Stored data

[Begin]

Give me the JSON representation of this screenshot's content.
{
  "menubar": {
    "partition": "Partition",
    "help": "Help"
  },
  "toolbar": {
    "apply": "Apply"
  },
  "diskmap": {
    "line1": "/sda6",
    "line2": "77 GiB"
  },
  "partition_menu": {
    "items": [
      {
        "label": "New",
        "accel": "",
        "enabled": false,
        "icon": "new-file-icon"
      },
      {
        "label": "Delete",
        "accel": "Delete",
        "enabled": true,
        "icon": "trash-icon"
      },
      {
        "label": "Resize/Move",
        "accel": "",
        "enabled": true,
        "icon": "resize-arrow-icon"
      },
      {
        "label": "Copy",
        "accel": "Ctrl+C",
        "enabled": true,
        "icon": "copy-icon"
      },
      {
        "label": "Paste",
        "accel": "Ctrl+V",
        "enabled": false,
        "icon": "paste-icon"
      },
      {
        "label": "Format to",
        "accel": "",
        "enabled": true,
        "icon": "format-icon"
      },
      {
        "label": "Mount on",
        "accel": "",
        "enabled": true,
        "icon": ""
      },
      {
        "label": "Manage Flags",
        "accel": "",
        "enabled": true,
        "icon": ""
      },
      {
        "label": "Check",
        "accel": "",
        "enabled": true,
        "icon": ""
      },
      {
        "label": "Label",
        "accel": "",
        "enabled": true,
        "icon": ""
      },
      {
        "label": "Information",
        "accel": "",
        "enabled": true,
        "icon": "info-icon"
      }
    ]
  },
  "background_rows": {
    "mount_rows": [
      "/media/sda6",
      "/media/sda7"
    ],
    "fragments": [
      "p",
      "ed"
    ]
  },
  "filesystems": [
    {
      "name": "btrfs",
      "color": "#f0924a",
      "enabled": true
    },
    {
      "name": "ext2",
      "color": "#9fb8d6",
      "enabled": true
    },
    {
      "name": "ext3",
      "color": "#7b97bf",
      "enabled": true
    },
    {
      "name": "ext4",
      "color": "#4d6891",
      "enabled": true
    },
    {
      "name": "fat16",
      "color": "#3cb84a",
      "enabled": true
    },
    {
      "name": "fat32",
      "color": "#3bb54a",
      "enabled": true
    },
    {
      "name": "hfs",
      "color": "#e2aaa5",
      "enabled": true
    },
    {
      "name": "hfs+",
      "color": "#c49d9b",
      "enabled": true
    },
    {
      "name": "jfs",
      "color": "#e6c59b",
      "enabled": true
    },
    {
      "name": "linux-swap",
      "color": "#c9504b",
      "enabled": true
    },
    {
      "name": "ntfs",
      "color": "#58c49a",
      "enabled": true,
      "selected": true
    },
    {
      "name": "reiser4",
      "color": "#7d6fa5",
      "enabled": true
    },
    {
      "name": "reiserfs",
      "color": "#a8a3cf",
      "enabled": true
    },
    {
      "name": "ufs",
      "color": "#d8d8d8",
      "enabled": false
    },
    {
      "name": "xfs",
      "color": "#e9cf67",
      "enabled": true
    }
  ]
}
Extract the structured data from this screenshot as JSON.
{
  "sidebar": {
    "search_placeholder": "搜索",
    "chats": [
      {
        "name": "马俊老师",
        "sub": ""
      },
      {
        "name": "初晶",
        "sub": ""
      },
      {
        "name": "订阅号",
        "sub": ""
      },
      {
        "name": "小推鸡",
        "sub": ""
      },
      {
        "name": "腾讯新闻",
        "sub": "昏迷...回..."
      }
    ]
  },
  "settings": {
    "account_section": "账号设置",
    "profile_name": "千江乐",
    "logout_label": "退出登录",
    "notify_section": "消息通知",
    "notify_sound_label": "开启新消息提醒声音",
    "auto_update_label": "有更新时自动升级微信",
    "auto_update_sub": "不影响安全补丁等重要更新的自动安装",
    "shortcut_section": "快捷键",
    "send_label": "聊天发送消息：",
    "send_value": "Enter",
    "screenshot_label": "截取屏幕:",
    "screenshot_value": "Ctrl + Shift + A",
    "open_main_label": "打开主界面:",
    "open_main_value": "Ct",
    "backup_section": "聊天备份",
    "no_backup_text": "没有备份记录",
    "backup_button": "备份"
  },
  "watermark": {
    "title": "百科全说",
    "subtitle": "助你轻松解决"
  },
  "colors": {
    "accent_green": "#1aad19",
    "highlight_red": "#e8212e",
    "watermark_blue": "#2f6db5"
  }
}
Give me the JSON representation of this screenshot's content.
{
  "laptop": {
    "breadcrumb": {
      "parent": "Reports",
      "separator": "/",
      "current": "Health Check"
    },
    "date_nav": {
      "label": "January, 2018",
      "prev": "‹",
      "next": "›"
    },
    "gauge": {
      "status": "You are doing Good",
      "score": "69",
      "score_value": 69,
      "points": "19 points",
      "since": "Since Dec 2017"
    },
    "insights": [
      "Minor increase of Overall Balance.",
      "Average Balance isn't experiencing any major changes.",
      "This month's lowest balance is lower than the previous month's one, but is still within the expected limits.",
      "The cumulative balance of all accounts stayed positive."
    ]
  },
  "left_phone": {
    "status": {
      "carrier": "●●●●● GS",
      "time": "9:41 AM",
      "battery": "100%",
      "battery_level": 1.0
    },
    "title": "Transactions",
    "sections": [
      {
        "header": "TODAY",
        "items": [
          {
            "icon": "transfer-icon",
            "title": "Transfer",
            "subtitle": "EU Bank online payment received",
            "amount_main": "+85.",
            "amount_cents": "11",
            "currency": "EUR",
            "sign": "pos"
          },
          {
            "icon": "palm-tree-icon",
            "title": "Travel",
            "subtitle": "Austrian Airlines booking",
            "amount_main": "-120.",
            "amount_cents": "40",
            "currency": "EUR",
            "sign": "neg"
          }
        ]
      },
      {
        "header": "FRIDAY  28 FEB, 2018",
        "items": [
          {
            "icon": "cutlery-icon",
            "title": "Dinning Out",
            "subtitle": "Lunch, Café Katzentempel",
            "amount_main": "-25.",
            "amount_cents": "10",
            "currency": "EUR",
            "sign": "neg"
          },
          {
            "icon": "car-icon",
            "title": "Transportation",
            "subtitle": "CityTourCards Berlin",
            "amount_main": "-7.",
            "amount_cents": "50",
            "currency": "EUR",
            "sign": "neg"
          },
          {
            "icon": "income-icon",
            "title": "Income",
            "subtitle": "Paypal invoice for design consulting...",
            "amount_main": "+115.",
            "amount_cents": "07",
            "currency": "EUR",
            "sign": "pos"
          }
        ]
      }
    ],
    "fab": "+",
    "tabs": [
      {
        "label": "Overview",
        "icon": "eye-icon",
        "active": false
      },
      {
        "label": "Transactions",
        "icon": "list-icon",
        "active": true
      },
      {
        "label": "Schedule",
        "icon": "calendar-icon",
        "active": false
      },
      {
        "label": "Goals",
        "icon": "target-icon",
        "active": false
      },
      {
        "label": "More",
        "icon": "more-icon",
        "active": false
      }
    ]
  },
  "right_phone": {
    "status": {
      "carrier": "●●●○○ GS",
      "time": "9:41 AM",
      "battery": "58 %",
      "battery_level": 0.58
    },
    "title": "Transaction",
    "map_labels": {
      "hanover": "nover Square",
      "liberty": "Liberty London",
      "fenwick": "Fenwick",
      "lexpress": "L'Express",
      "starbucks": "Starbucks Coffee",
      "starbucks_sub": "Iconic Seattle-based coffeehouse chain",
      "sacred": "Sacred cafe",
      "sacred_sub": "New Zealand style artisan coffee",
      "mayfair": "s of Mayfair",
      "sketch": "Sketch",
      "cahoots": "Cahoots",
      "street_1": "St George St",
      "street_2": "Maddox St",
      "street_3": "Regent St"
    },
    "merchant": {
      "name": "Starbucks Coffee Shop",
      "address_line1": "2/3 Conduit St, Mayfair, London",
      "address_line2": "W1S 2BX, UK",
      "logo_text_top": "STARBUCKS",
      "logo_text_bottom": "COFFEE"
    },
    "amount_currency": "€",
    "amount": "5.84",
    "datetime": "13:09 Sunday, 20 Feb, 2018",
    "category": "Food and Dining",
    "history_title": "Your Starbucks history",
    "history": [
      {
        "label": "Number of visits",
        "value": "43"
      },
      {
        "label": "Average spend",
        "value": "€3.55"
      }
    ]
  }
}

[End]

> INSTRUCTIONS FOR THE TASK
Using the listing above, pull out all lines that hold the word "Ctrl".

> FULL SOLUTION
        "accel": "Ctrl+C",
        "accel": "Ctrl+V",
    "screenshot_value": "Ctrl + Shift + A",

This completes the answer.